● **DOCUMENT EXCERPT**:
Migrating to v2 - methnen/m-chart GitHub Wiki
M Chart v2.0 (and M Chart Highcharts Library v1.3) introduced a React-based admin UI and removed jQuery from chart templates. Most changes are limited to JavaScript integration — PHP hooks are mostly additive.
Events previously fired using jQuery's custom events API. In v2.0 they are native browser CustomEvents dispatched on .m-chart elements. Event properties are now accessed via event.detail rather than directly on the event object.
$( '.m-chart' ).on( 'render_done', function( event ) {
console.log( event.post_id ); // undefined in v2.0
console.log( event.instance ); // undefined in v2.0
console.log( event.chart ); // undefined in v2.0
});document.querySelectorAll( '.m-chart' ).forEach( function( el ) {
el.addEventListener( 'render_done', function( event ) {
console.log( event.detail.post_id );
console.log( event.detail.instance );
console.log( event.detail.chart ); // Highcharts instance only
});
});The same applies to render_start.
The canvas_done JavaScript event has been removed in v2.0 and no longer fires. It was used to manipulate the HTML canvas before it was converted to a PNG image in the Highcharts admin panel.
There is no direct replacement. Canvas-based image manipulation via canvas_done is no longer supported.
This PHP action hook still exists and fires in the footer of the chart post edit page. However, the primary v1.x use case for this hook (manipulating the canvas via canvas_done) is no longer possible because canvas_done has been removed.

● **ENTRIES SUPPLIED**:
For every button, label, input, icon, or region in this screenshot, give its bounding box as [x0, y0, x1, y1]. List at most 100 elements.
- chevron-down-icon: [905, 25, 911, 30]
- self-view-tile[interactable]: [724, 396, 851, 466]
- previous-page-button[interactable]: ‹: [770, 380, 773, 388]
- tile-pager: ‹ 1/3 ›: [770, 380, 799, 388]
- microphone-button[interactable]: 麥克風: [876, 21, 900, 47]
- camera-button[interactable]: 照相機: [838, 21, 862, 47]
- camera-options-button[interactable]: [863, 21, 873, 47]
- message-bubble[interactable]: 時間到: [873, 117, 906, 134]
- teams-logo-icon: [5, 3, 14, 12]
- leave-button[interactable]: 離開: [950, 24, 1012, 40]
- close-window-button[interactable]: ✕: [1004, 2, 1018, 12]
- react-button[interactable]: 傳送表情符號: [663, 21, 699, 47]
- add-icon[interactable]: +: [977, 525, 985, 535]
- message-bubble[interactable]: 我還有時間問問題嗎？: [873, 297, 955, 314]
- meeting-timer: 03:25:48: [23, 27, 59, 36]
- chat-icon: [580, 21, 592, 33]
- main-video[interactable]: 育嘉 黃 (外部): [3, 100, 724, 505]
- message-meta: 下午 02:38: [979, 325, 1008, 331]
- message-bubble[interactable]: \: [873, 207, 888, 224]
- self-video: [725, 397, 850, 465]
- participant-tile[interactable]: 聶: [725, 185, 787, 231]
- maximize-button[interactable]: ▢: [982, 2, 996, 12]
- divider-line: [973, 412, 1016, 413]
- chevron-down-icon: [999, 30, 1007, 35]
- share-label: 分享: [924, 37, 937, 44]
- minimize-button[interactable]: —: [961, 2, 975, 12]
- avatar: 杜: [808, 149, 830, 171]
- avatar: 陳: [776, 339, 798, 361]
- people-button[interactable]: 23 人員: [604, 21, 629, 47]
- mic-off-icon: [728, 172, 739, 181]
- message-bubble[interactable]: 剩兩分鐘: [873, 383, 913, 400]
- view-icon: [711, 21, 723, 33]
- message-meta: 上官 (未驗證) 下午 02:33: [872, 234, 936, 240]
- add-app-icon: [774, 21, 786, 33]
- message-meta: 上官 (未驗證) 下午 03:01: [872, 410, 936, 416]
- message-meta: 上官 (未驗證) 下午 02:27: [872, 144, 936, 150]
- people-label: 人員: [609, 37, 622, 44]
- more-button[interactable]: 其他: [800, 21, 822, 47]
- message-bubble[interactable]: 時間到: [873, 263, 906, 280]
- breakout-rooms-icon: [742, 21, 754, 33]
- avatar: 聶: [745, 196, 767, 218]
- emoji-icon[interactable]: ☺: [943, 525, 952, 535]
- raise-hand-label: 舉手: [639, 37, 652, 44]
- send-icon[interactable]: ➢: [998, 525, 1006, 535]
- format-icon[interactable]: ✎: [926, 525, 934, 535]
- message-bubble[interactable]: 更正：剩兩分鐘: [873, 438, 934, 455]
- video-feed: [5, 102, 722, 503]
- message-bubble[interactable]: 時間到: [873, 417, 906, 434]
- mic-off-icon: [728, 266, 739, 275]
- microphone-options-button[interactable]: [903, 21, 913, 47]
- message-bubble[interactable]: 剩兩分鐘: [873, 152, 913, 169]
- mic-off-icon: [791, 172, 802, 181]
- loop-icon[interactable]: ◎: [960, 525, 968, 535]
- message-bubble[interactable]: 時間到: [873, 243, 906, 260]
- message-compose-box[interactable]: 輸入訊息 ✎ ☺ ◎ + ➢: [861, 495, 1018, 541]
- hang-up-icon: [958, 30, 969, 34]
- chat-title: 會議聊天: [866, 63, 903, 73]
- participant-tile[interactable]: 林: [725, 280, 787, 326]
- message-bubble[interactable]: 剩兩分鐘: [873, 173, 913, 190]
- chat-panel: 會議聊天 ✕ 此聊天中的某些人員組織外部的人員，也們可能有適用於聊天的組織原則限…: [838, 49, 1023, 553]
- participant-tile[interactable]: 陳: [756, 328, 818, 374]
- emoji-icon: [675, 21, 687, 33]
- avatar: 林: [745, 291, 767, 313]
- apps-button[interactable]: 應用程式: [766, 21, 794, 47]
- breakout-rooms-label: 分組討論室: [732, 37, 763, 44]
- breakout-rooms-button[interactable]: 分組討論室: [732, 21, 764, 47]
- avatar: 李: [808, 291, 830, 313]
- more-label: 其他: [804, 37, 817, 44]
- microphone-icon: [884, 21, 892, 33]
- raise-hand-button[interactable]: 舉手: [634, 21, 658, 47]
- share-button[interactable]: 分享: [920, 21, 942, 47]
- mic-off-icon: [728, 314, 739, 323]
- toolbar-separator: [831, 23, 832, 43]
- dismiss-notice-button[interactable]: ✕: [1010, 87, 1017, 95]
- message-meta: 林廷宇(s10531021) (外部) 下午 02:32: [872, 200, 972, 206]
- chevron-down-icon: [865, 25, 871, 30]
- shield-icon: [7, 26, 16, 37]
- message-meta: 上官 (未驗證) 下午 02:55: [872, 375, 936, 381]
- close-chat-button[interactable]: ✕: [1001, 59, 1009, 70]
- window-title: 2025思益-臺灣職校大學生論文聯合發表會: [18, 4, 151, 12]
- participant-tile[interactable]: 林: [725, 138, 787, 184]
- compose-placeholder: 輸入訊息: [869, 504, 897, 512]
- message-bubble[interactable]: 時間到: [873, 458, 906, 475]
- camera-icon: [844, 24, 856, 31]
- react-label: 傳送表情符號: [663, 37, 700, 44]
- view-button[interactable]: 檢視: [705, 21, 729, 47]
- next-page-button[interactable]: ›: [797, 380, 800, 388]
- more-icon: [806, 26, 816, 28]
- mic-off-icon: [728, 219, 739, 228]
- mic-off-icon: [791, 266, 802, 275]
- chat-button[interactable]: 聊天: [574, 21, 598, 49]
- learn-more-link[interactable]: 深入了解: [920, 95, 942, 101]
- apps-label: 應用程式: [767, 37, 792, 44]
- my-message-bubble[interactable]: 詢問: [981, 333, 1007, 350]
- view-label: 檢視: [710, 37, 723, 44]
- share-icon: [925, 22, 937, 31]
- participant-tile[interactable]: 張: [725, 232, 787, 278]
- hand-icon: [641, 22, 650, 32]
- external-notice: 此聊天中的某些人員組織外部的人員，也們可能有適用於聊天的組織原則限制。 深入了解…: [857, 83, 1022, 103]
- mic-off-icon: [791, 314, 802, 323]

● **INSTRUCTIONS**:
1. In the M Chart migration guide, retype the stretch from "Migrating to v2" through "are mostly additive.".
2. According to the M Chart migration guide, how are event properties accessed in v2.0?
3. How would you render this sentence from the M Chart migration guide in Spanish: "The canvas_done JavaScript event has been removed in v2.0 and no longer fires."
You won't need the entries for any of this.

● **RESULTS OF THE EXERCISE**:
1.
Migrating to v2 - methnen/m-chart GitHub Wiki
M Chart v2.0 (and M Chart Highcharts Library v1.3) introduced a React-based admin UI and removed jQuery from chart templates. Most changes are limited to JavaScript integration — PHP hooks are mostly additive.

2. Through event.detail rather than directly on the event object.

3. El evento de JavaScript canvas_done se ha eliminado en la v2.0 y ya no se dispara.